**Aim:**
Look through the listing below and work out how many of its lines hold the word "ZAMIESZKAŁYCH". Give only the number.
===== Provided records =====
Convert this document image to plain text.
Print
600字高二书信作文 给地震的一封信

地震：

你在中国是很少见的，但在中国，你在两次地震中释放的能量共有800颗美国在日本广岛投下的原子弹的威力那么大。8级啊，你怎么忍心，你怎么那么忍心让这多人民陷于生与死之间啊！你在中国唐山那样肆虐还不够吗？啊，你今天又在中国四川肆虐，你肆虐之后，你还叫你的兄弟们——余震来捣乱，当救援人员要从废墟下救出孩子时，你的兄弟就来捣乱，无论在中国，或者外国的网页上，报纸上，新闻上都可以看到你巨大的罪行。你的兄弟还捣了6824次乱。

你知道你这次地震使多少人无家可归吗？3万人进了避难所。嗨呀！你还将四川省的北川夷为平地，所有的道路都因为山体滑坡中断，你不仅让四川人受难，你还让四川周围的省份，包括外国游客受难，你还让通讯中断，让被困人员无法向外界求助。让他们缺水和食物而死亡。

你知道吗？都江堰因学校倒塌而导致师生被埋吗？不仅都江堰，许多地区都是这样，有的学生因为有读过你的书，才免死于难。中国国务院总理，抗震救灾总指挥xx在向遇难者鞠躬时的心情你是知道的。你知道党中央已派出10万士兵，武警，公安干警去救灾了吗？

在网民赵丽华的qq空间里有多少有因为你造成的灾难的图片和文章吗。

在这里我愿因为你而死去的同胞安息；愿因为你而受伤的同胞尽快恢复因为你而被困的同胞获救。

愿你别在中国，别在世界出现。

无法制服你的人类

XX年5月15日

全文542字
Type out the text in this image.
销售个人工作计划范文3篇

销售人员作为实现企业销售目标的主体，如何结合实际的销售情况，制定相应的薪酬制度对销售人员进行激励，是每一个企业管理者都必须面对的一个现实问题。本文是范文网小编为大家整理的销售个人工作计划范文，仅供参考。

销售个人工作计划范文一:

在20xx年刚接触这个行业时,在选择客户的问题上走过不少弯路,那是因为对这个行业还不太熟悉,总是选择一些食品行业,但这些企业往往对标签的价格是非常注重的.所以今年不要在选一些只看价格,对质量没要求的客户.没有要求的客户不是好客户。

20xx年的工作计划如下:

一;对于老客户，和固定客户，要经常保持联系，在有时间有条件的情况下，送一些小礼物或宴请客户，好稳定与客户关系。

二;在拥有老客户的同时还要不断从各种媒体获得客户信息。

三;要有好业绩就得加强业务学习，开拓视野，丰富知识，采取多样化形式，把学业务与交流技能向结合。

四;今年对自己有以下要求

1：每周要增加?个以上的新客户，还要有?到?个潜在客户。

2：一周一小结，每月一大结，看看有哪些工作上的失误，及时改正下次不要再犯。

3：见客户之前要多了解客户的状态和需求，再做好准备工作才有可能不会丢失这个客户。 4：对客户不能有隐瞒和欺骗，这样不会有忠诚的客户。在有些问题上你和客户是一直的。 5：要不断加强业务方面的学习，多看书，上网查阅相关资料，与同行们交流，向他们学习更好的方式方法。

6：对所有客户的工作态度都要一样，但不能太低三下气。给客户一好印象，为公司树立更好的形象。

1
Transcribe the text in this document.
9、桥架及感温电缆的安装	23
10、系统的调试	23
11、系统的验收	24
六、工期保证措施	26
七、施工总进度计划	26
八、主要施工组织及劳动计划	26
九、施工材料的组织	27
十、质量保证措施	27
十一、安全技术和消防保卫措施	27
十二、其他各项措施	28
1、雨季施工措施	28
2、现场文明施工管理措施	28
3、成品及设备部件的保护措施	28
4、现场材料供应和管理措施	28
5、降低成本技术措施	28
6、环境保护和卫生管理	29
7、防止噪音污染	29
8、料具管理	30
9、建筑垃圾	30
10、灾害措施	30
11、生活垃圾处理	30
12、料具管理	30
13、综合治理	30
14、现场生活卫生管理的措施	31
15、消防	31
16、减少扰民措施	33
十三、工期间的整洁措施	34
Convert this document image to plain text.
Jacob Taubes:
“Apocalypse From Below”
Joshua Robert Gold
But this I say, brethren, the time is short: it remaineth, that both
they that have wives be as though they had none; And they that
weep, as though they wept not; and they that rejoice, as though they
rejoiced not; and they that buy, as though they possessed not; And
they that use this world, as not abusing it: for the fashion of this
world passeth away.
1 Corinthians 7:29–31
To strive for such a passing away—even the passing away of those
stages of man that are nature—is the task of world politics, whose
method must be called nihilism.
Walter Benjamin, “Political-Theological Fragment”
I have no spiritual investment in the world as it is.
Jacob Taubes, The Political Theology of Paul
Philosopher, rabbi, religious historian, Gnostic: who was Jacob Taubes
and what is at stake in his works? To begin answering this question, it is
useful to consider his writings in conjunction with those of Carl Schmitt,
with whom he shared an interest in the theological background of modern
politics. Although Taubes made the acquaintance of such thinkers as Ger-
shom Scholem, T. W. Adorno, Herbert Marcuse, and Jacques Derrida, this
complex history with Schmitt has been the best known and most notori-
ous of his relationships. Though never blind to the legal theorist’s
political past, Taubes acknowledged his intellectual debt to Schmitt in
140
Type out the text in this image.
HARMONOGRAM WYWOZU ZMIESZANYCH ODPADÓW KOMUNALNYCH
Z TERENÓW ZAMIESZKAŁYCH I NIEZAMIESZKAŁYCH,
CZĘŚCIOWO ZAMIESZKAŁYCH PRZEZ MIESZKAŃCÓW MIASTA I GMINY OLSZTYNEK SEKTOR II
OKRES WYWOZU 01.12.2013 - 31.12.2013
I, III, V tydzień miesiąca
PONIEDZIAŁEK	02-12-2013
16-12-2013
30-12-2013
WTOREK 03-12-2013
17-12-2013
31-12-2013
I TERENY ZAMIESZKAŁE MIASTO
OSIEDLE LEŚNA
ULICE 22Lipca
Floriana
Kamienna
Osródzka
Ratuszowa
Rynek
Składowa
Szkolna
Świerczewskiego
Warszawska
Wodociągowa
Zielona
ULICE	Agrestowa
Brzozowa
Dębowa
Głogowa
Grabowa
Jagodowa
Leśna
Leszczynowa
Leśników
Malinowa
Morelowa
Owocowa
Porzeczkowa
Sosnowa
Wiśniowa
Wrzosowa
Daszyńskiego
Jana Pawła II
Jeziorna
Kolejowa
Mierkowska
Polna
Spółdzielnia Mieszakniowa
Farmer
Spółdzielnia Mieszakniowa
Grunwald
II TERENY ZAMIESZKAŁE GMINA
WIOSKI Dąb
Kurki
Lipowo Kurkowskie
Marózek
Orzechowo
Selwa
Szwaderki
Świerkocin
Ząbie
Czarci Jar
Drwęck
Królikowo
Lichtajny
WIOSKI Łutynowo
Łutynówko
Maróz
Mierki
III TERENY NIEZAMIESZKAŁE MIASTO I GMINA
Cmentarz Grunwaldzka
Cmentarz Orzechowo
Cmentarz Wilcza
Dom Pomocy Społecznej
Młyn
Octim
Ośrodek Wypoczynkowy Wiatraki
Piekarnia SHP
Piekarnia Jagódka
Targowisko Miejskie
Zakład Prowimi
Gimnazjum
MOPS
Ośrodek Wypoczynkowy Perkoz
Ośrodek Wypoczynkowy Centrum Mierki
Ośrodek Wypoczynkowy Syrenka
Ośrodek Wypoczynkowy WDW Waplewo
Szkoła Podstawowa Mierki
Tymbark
=====
**Expected output:**
2